▶ _Work instructions_
Filter the records below down to lines containing "highlighting".
**** Data shown
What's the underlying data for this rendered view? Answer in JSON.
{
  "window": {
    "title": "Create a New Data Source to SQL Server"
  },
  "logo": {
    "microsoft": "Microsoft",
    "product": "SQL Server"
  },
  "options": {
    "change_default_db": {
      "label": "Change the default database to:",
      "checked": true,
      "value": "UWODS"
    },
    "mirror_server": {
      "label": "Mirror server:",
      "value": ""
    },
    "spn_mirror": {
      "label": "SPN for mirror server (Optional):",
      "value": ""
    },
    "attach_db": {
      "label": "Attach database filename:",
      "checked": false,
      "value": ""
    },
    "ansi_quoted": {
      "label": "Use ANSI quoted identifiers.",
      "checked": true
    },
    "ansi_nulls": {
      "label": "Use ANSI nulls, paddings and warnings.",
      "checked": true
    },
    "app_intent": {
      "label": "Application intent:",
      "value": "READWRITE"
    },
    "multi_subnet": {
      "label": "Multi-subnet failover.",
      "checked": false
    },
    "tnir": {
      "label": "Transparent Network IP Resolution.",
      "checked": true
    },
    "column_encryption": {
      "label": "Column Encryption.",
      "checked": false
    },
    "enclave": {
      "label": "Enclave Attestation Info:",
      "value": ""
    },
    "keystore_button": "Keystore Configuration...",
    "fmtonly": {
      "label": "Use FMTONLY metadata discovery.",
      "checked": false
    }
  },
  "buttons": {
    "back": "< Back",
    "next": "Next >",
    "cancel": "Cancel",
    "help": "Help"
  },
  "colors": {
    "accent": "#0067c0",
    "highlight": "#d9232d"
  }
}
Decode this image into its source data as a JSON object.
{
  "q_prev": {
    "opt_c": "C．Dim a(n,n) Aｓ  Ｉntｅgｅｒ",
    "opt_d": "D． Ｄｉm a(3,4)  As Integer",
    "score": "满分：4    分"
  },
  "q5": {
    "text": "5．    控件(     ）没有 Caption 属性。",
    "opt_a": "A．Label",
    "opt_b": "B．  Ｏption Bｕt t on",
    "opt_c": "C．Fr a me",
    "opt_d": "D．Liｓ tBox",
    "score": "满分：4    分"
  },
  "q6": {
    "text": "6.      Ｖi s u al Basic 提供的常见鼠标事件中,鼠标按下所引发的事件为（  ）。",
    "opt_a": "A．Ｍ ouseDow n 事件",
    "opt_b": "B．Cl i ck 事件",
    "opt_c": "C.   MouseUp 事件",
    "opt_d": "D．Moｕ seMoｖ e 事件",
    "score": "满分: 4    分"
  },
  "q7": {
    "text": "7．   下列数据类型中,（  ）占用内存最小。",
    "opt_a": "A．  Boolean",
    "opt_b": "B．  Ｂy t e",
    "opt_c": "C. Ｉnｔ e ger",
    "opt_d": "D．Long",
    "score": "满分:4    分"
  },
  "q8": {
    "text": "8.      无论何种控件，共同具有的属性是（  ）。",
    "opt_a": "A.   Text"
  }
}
********
**** Data shown
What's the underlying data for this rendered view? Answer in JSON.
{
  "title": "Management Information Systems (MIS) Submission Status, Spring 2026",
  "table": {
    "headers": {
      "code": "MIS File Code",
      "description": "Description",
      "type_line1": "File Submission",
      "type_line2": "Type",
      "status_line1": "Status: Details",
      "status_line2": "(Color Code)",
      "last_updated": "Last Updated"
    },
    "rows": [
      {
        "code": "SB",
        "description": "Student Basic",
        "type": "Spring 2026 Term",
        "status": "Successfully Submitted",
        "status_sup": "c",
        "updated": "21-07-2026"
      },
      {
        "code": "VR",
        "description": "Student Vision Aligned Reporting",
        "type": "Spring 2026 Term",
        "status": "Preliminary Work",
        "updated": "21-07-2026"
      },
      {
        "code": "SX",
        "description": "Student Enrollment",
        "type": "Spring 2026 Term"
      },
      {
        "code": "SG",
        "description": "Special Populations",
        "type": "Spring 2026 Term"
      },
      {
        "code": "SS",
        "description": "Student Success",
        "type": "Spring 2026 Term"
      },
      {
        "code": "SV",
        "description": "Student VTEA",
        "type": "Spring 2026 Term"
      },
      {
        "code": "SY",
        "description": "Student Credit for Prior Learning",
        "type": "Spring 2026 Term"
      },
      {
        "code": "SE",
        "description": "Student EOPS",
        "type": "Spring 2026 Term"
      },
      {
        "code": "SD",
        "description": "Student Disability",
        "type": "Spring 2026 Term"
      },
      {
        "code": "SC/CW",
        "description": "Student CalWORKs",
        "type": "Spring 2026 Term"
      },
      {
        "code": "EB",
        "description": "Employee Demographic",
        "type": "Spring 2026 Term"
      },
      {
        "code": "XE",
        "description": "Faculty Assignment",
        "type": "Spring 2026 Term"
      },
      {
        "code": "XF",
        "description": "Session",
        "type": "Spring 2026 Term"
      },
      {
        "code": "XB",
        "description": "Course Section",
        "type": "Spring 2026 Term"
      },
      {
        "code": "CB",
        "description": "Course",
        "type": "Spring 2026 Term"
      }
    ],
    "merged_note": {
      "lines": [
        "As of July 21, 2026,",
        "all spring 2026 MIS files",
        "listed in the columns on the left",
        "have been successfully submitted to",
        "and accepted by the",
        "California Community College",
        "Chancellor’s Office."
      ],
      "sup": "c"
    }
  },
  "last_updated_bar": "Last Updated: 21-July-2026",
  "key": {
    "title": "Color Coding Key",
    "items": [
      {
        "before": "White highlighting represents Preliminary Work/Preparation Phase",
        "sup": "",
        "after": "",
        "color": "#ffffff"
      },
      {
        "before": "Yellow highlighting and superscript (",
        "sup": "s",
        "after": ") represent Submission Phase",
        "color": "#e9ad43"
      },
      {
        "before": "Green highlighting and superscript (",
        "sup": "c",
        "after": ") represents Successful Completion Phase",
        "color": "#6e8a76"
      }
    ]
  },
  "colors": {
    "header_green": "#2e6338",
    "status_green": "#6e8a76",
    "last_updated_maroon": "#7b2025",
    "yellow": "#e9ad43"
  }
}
********
▶ _Complete output_
        "before": "White highlighting represents Preliminary Work/Preparation Phase",
        "before": "Yellow highlighting and superscript (",
        "before": "Green highlighting and superscript (",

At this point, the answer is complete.